** TASK DETAILS **
Locate the word "digital" in the entries below, then gather every line that holds it.

** MATERIAL FOR THIS EXERCISE **
□ □ □ □ □ □ □

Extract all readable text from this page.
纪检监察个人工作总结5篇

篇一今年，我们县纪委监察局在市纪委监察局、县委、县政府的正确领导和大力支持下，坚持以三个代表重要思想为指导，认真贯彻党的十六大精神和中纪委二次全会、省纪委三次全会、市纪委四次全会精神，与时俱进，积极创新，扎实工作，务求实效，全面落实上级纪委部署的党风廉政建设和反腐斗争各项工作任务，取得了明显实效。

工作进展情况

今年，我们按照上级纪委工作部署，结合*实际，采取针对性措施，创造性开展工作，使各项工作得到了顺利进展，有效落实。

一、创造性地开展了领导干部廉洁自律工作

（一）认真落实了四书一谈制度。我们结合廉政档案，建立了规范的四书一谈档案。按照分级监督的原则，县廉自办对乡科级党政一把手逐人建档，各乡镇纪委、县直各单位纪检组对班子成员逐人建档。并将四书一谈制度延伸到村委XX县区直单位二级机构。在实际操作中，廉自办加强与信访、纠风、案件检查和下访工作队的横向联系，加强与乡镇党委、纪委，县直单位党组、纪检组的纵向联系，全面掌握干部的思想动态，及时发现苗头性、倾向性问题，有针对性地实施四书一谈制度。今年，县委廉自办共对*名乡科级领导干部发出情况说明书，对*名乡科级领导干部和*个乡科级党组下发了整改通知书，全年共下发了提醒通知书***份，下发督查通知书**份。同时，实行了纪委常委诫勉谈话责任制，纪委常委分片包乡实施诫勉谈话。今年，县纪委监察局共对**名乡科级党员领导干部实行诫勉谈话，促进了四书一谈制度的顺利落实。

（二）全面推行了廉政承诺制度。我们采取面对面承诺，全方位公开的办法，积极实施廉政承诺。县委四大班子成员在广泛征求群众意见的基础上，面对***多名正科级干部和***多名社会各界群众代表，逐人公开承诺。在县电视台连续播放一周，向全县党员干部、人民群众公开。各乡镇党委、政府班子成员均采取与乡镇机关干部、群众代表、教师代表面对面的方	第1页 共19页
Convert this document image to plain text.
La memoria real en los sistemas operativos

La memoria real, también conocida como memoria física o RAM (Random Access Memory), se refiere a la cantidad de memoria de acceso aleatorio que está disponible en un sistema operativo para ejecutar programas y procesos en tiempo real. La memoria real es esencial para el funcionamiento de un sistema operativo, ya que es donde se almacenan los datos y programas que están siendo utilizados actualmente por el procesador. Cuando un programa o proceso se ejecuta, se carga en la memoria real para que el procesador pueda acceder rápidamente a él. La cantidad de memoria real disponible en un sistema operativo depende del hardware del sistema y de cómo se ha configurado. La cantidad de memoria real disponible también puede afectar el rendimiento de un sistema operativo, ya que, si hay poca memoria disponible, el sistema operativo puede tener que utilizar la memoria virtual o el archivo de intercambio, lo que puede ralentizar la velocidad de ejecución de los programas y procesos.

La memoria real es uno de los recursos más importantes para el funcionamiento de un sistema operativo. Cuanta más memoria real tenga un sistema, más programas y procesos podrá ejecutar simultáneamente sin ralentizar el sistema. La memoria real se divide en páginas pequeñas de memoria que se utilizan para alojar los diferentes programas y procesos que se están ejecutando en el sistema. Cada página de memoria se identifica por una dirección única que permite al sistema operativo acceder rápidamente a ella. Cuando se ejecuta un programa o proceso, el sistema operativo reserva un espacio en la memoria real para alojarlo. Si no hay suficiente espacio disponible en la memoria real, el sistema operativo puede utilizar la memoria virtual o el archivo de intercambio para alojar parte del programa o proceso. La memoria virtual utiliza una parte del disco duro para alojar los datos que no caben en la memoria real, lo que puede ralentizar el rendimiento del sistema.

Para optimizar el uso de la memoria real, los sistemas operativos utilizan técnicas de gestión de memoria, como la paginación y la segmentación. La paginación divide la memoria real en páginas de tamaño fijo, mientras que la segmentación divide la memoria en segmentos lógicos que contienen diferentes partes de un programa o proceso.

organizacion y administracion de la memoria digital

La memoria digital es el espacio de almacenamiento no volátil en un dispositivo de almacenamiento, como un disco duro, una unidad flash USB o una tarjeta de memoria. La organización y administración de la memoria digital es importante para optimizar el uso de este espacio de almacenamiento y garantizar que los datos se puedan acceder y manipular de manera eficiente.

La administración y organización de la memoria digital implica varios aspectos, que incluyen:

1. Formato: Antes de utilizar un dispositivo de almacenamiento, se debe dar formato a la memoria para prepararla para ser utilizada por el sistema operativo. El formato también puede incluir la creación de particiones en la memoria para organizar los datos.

□ □ □ □ □ □ □

** RESULT OF THIS TASK **
organizacion y administracion de la memoria digital
La memoria digital es el espacio de almacenamiento no volátil en un dispositivo de almacenamiento, como un disco duro, una unidad flash USB o una tarjeta de memoria. La organización y administración de la memoria digital es importante para optimizar el uso de este espacio de almacenamiento y garantizar que los datos se puedan acceder y manipular de manera eficiente.
La administración y organización de la memoria digital implica varios aspectos, que incluyen:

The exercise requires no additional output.